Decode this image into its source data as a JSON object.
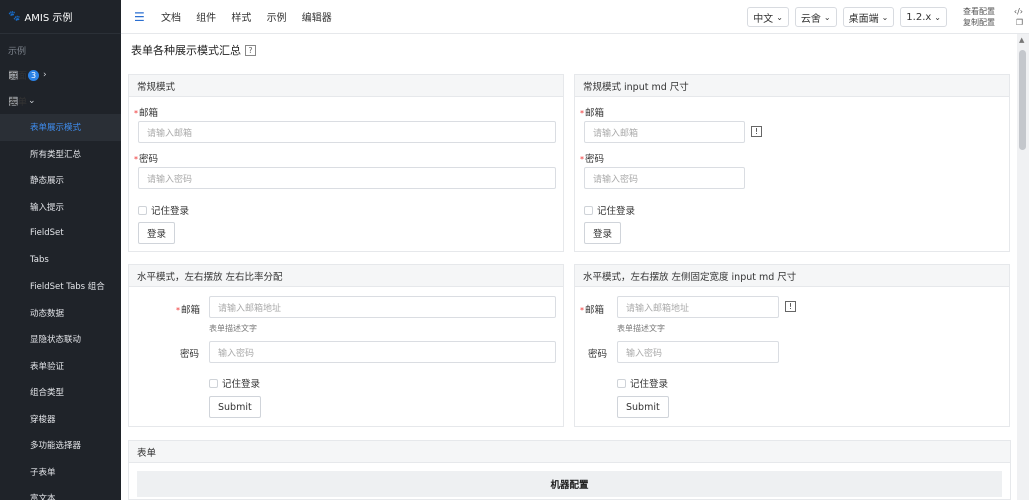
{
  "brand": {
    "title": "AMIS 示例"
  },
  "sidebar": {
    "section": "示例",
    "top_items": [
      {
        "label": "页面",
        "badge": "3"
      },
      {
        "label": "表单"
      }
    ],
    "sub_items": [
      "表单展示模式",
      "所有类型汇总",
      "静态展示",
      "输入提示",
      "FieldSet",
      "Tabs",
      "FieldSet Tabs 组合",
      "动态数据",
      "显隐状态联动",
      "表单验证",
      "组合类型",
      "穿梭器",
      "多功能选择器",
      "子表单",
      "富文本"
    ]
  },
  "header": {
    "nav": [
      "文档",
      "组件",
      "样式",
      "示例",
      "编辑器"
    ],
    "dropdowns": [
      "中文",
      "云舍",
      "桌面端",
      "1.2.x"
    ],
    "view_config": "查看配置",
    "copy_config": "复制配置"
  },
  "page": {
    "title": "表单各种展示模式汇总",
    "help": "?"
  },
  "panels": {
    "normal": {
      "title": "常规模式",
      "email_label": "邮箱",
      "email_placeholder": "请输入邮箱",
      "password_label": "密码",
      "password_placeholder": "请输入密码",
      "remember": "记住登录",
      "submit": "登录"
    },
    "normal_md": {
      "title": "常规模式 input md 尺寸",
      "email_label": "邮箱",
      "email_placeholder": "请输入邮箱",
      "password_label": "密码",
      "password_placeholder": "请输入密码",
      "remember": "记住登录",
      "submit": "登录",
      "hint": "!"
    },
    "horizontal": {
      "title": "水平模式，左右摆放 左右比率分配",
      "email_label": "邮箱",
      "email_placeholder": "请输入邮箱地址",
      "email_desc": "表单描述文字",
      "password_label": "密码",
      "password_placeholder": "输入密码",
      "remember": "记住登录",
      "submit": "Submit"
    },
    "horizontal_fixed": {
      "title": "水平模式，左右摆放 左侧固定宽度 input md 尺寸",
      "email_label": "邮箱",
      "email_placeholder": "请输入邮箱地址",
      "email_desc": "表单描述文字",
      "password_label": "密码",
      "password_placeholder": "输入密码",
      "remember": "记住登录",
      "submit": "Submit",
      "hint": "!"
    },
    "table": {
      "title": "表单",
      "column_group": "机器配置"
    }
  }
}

• **EXERCISE DETAILS**: Extract the entries in full, exactly as they are, minus the pictures.

• **WRITTEN RESPONSE**:
Decode this image into its source data as a JSON object.
{
  "brand": {
    "title": "AMIS 示例"
  },
  "sidebar": {
    "section": "示例",
    "top_items": [
      {
        "label": "页面",
        "badge": "3"
      },
      {
        "label": "表单"
      }
    ],
    "sub_items": [
      "表单展示模式",
      "所有类型汇总",
      "静态展示",
      "输入提示",
      "FieldSet",
      "Tabs",
      "FieldSet Tabs 组合",
      "动态数据",
      "显隐状态联动",
      "表单验证",
      "组合类型",
      "穿梭器",
      "多功能选择器",
      "子表单",
      "富文本"
    ]
  },
  "header": {
    "nav": [
      "文档",
      "组件",
      "样式",
      "示例",
      "编辑器"
    ],
    "dropdowns": [
      "中文",
      "云舍",
      "桌面端",
      "1.2.x"
    ],
    "view_config": "查看配置",
    "copy_config": "复制配置"
  },
  "page": {
    "title": "表单各种展示模式汇总",
    "help": "?"
  },
  "panels": {
    "normal": {
      "title": "常规模式",
      "email_label": "邮箱",
      "email_placeholder": "请输入邮箱",
      "password_label": "密码",
      "password_placeholder": "请输入密码",
      "remember": "记住登录",
      "submit": "登录"
    },
    "normal_md": {
      "title": "常规模式 input md 尺寸",
      "email_label": "邮箱",
      "email_placeholder": "请输入邮箱",
      "password_label": "密码",
      "password_placeholder": "请输入密码",
      "remember": "记住登录",
      "submit": "登录",
      "hint": "!"
    },
    "horizontal": {
      "title": "水平模式，左右摆放 左右比率分配",
      "email_label": "邮箱",
      "email_placeholder": "请输入邮箱地址",
      "email_desc": "表单描述文字",
      "password_label": "密码",
      "password_placeholder": "输入密码",
      "remember": "记住登录",
      "submit": "Submit"
    },
    "horizontal_fixed": {
      "title": "水平模式，左右摆放 左侧固定宽度 input md 尺寸",
      "email_label": "邮箱",
      "email_placeholder": "请输入邮箱地址",
      "email_desc": "表单描述文字",
      "password_label": "密码",
      "password_placeholder": "输入密码",
      "remember": "记住登录",
      "submit": "Submit",
      "hint": "!"
    },
    "table": {
      "title": "表单",
      "column_group": "机器配置"
    }
  }
}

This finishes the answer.